- DATA RECORDS:
····················
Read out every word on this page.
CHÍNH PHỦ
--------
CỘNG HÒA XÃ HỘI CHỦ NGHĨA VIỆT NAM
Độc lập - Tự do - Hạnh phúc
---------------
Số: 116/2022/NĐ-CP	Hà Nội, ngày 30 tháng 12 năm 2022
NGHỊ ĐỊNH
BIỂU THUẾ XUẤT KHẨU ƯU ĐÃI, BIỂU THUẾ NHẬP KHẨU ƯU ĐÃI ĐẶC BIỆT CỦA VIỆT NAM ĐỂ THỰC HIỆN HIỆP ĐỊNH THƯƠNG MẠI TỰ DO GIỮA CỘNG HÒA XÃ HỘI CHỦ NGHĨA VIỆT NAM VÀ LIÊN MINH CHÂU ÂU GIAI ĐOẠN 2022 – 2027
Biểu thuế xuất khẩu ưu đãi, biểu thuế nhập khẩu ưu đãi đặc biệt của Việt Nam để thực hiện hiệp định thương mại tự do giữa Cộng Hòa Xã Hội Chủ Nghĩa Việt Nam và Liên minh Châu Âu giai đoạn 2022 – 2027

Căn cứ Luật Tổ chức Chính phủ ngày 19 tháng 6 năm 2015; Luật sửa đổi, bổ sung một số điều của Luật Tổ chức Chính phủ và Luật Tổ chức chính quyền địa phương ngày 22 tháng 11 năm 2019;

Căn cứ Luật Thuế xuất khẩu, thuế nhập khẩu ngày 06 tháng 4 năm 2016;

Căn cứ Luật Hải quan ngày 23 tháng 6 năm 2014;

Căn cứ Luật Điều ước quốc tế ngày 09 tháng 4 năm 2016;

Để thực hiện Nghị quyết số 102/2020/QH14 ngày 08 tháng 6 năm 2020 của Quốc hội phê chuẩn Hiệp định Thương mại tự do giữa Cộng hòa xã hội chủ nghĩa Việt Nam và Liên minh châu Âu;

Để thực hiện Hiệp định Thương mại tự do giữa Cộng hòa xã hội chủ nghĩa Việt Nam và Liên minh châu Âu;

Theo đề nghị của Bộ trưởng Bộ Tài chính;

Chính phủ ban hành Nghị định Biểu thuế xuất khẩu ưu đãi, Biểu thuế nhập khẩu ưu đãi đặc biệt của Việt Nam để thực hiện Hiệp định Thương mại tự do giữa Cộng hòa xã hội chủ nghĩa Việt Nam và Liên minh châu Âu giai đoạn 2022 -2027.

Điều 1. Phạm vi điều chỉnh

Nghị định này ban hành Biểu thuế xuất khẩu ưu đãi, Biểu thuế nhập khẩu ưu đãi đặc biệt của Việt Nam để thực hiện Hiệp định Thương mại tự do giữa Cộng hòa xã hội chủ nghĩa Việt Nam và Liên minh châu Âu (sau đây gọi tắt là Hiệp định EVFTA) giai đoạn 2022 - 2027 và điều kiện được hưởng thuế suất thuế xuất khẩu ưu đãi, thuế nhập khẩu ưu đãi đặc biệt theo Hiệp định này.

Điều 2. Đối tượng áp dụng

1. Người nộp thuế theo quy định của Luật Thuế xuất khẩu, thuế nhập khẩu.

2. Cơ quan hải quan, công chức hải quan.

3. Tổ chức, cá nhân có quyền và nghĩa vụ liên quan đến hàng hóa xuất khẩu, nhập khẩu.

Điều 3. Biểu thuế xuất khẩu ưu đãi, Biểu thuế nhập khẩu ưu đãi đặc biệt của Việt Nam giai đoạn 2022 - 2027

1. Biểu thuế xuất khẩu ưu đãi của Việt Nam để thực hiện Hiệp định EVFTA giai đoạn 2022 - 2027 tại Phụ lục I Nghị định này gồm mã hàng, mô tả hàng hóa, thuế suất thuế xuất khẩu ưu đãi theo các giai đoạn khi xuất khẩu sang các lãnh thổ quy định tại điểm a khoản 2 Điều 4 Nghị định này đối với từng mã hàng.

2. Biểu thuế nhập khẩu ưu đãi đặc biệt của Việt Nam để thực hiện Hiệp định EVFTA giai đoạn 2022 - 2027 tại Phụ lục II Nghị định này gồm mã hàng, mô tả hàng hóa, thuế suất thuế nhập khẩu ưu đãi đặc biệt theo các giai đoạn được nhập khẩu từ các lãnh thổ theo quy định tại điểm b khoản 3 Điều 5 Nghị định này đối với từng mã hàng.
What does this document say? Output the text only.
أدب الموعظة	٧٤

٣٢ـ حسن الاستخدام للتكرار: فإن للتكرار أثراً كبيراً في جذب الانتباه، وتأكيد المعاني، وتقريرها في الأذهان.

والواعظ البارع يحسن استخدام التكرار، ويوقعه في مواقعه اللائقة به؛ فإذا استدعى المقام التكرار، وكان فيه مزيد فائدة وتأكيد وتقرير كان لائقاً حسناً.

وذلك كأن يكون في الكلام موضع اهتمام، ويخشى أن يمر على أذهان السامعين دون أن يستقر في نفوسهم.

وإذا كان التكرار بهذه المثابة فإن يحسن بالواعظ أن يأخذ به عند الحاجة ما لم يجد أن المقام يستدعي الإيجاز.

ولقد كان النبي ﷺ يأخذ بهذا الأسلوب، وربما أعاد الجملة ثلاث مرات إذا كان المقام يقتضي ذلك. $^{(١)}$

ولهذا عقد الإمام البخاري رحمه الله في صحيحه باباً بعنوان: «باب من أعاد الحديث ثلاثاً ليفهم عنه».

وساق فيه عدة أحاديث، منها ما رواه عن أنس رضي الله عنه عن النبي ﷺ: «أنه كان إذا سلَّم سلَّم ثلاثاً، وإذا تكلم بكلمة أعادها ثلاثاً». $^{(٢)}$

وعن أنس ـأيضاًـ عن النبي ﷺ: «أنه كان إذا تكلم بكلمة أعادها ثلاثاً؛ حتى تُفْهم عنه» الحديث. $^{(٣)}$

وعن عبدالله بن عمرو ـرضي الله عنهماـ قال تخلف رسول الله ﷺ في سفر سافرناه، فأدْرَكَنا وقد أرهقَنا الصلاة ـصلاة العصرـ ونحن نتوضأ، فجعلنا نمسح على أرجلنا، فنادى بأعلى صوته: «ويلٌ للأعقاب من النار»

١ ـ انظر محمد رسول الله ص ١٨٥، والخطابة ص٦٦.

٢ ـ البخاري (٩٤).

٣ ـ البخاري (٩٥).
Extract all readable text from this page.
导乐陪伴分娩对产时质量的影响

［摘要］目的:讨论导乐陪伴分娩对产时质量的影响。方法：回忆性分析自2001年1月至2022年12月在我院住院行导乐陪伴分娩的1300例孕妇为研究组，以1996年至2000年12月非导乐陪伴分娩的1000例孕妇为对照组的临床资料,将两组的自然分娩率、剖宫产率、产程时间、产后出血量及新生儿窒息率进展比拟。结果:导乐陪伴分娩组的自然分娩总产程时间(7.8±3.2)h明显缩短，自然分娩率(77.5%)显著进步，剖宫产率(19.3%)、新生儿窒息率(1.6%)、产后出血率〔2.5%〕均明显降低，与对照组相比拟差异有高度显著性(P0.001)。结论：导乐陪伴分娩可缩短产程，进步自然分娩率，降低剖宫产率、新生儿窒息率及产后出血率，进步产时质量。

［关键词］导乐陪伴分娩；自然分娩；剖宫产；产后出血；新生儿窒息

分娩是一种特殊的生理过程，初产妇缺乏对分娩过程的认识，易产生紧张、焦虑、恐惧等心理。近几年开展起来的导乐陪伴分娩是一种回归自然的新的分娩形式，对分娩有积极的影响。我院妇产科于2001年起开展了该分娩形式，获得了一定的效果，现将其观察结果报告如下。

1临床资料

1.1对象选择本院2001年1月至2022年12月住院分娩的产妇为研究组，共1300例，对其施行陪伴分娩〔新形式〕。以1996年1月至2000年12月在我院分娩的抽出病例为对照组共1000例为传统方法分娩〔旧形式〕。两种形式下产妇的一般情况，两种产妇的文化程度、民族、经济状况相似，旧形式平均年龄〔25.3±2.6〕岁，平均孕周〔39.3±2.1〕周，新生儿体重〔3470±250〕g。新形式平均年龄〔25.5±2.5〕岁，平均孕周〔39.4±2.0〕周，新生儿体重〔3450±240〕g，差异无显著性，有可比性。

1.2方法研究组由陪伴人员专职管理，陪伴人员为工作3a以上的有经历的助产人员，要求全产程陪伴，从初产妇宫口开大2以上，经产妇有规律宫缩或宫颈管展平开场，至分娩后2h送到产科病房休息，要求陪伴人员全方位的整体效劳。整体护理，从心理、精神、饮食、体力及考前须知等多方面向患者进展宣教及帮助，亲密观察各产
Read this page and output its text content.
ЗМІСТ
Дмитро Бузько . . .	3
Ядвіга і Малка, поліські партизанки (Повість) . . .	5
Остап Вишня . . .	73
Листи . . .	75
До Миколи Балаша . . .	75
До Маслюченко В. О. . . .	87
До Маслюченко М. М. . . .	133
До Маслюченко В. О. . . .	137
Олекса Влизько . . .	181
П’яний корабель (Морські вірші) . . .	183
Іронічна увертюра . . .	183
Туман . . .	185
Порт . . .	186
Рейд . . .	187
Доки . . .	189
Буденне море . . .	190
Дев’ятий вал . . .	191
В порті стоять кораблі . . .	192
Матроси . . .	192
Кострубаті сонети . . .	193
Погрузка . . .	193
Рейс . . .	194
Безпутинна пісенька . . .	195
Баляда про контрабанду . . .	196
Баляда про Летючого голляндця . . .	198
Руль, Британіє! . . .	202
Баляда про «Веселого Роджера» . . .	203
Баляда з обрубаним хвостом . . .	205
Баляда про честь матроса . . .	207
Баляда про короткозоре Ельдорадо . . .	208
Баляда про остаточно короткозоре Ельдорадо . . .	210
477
····················
- PROBLEM TO WORK ON:
In the entries above, find every line with the word "يأخذ" and list it.

- RESPONSE TO THE TASK:
وإذا كان التكرار بهذه المثابة فإن يحسن بالواعظ أن يأخذ به عند الحاجة ما لم يجد أن المقام يستدعي الإيجاز.
ولقد كان النبي ﷺ يأخذ بهذا الأسلوب، وربما أعاد الجملة ثلاث مرات إذا كان المقام يقتضي ذلك. $^{(١)}$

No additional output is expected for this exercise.